Stated goal:
Your task is to repeat the entries underneath exactly, minus the pictures.

Entries provided:

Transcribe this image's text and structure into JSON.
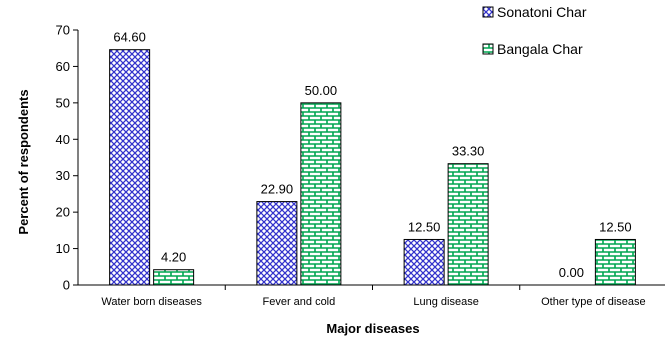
{
  "chart_data": {
    "type": "bar",
    "title": "",
    "xlabel": "Major diseases",
    "ylabel": "Percent of respondents",
    "ylim": [
      0,
      70
    ],
    "yticks": [
      0,
      10,
      20,
      30,
      40,
      50,
      60,
      70
    ],
    "grid": false,
    "legend": "top-right",
    "categories": [
      "Water born diseases",
      "Fever and cold",
      "Lung disease",
      "Other type of disease"
    ],
    "series": [
      {
        "name": "Sonatoni Char",
        "pattern": "crosshatch",
        "color": "#3333cc",
        "values": [
          64.6,
          22.9,
          12.5,
          0.0
        ],
        "labels": [
          "64.60",
          "22.90",
          "12.50",
          "0.00"
        ]
      },
      {
        "name": "Bangala Char",
        "pattern": "brick",
        "color": "#00a651",
        "values": [
          4.2,
          50.0,
          33.3,
          12.5
        ],
        "labels": [
          "4.20",
          "50.00",
          "33.30",
          "12.50"
        ]
      }
    ]
  }
}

Reply to the exercise:
Transcribe this image's text and structure into JSON.
{
  "chart_data": {
    "type": "bar",
    "title": "",
    "xlabel": "Major diseases",
    "ylabel": "Percent of respondents",
    "ylim": [
      0,
      70
    ],
    "yticks": [
      0,
      10,
      20,
      30,
      40,
      50,
      60,
      70
    ],
    "grid": false,
    "legend": "top-right",
    "categories": [
      "Water born diseases",
      "Fever and cold",
      "Lung disease",
      "Other type of disease"
    ],
    "series": [
      {
        "name": "Sonatoni Char",
        "pattern": "crosshatch",
        "color": "#3333cc",
        "values": [
          64.6,
          22.9,
          12.5,
          0.0
        ],
        "labels": [
          "64.60",
          "22.90",
          "12.50",
          "0.00"
        ]
      },
      {
        "name": "Bangala Char",
        "pattern": "brick",
        "color": "#00a651",
        "values": [
          4.2,
          50.0,
          33.3,
          12.5
        ],
        "labels": [
          "4.20",
          "50.00",
          "33.30",
          "12.50"
        ]
      }
    ]
  }
}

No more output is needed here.